Objective:
Sift the material for lines containing "name", and return them.

Supplied material:
___

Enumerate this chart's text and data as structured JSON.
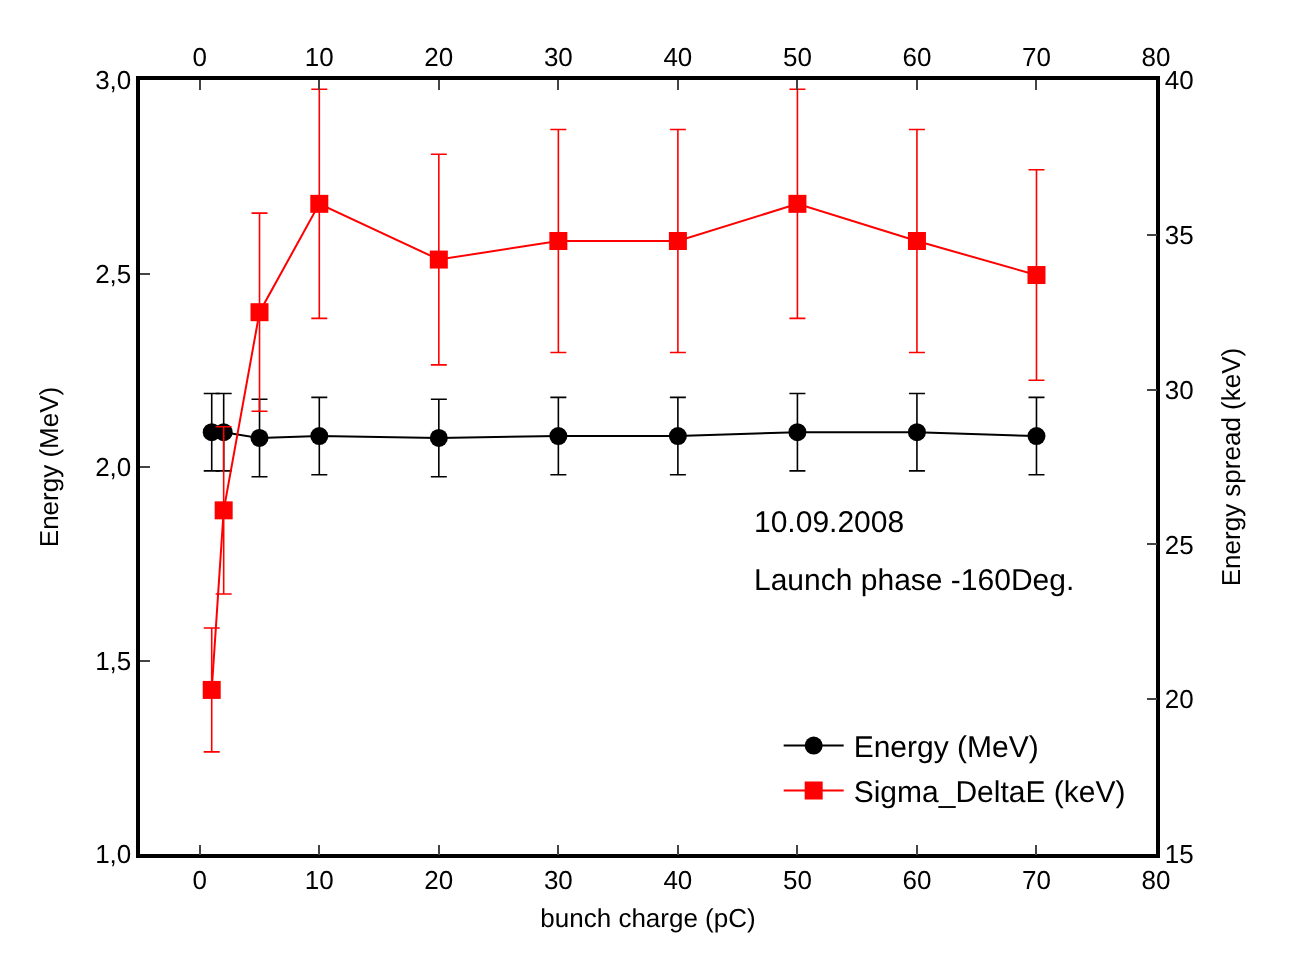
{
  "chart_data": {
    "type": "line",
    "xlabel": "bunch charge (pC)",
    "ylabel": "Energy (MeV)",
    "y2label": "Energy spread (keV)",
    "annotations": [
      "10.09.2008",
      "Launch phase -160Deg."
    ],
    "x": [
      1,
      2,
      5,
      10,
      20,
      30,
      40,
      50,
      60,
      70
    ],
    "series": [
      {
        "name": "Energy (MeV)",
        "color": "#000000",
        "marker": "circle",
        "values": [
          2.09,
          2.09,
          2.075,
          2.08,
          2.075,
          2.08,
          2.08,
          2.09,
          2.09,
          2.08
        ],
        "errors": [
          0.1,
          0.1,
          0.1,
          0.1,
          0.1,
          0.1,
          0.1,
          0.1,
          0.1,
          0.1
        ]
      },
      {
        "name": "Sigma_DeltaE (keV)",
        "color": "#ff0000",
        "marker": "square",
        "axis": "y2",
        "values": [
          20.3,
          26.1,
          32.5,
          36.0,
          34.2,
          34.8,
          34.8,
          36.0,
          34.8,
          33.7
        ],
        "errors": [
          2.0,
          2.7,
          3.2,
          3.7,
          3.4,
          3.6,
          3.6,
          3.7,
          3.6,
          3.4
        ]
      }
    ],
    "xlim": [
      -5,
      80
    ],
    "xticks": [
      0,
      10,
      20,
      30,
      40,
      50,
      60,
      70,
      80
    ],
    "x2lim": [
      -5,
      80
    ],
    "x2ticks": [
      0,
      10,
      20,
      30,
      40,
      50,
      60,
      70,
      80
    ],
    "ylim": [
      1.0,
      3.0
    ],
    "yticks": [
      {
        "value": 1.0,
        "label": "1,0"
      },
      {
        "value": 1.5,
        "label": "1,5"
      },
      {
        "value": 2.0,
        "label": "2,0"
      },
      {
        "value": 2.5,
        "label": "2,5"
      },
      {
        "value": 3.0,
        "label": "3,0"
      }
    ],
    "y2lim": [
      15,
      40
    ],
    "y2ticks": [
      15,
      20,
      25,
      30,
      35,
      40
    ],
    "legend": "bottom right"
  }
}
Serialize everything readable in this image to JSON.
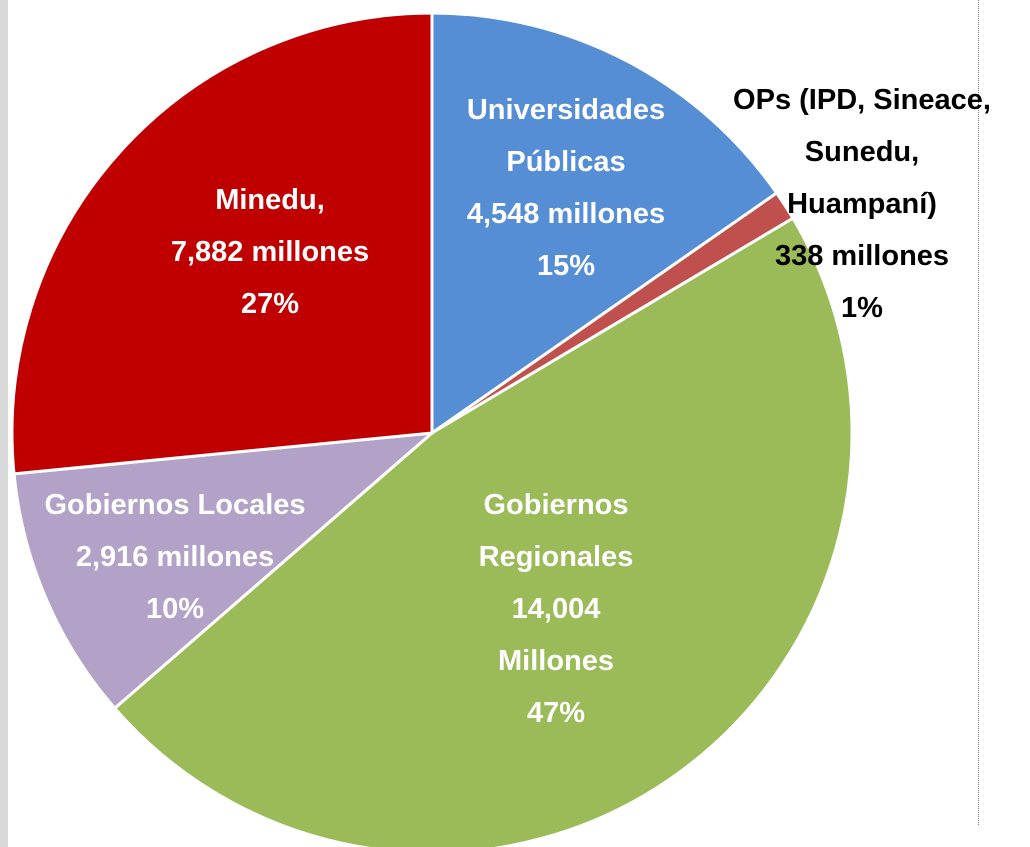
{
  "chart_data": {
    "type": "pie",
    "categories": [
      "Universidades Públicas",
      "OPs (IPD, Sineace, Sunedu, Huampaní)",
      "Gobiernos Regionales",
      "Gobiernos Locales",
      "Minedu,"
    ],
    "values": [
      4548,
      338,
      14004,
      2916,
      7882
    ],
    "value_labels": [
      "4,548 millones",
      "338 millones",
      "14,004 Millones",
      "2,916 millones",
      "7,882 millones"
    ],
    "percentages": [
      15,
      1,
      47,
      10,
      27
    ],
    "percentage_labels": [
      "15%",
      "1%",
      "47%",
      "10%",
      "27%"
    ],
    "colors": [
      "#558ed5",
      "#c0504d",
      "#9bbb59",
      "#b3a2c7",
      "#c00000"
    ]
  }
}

___

Output of the task:
        "name": "Energy (MeV)",
        "name": "Sigma_DeltaE (keV)",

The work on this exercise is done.